> [Short problem]:
Write the data out again, character for character, with no images.

> [Excerpted data]:

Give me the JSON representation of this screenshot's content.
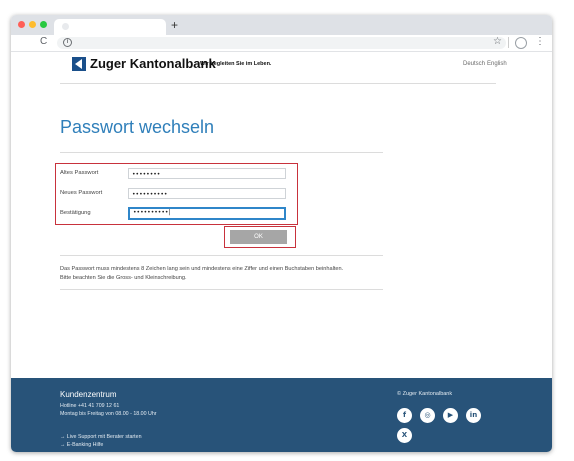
{
  "browser": {
    "new_tab_symbol": "+",
    "reload_symbol": "C",
    "info_symbol": "i",
    "star_symbol": "☆",
    "menu_symbol": "⋮"
  },
  "header": {
    "brand": "Zuger Kantonalbank",
    "tagline": "Wir begleiten Sie im Leben.",
    "lang_de": "Deutsch",
    "lang_en": "English"
  },
  "main": {
    "title": "Passwort wechseln",
    "fields": [
      {
        "label": "Altes Passwort",
        "value": "••••••••"
      },
      {
        "label": "Neues Passwort",
        "value": "••••••••••"
      },
      {
        "label": "Bestätigung",
        "value": "••••••••••|"
      }
    ],
    "ok_label": "OK",
    "info_line1": "Das Passwort muss mindestens 8 Zeichen lang sein und mindestens eine Ziffer und einen Buchstaben beinhalten.",
    "info_line2": "Bitte beachten Sie die Gross- und Kleinschreibung."
  },
  "footer": {
    "title": "Kundenzentrum",
    "hotline": "Hotline +41 41 709 12 61",
    "hours": "Montag bis Freitag von 08.00 - 18.00 Uhr",
    "link1": "→ Live Support mit Berater starten",
    "link2": "→ E-Banking Hilfe",
    "copyright": "© Zuger Kantonalbank",
    "social": [
      "f",
      "◎",
      "▶",
      "in",
      "X"
    ]
  },
  "icons": [
    "info-icon",
    "star-icon",
    "profile-icon",
    "menu-icon",
    "reload-icon",
    "facebook-icon",
    "instagram-icon",
    "youtube-icon",
    "linkedin-icon",
    "x-icon"
  ],
  "colors": {
    "brand_blue": "#1a4f8a",
    "title_blue": "#2f7fba",
    "footer_bg": "#285379",
    "highlight_red": "#c8323c",
    "focus_blue": "#2f86c9",
    "button_gray": "#a6a6a6"
  }
}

> [Finished exercise]:
Give me the JSON representation of this screenshot's content.
{
  "browser": {
    "new_tab_symbol": "+",
    "reload_symbol": "C",
    "info_symbol": "i",
    "star_symbol": "☆",
    "menu_symbol": "⋮"
  },
  "header": {
    "brand": "Zuger Kantonalbank",
    "tagline": "Wir begleiten Sie im Leben.",
    "lang_de": "Deutsch",
    "lang_en": "English"
  },
  "main": {
    "title": "Passwort wechseln",
    "fields": [
      {
        "label": "Altes Passwort",
        "value": "••••••••"
      },
      {
        "label": "Neues Passwort",
        "value": "••••••••••"
      },
      {
        "label": "Bestätigung",
        "value": "••••••••••|"
      }
    ],
    "ok_label": "OK",
    "info_line1": "Das Passwort muss mindestens 8 Zeichen lang sein und mindestens eine Ziffer und einen Buchstaben beinhalten.",
    "info_line2": "Bitte beachten Sie die Gross- und Kleinschreibung."
  },
  "footer": {
    "title": "Kundenzentrum",
    "hotline": "Hotline +41 41 709 12 61",
    "hours": "Montag bis Freitag von 08.00 - 18.00 Uhr",
    "link1": "→ Live Support mit Berater starten",
    "link2": "→ E-Banking Hilfe",
    "copyright": "© Zuger Kantonalbank",
    "social": [
      "f",
      "◎",
      "▶",
      "in",
      "X"
    ]
  },
  "icons": [
    "info-icon",
    "star-icon",
    "profile-icon",
    "menu-icon",
    "reload-icon",
    "facebook-icon",
    "instagram-icon",
    "youtube-icon",
    "linkedin-icon",
    "x-icon"
  ],
  "colors": {
    "brand_blue": "#1a4f8a",
    "title_blue": "#2f7fba",
    "footer_bg": "#285379",
    "highlight_red": "#c8323c",
    "focus_blue": "#2f86c9",
    "button_gray": "#a6a6a6"
  }
}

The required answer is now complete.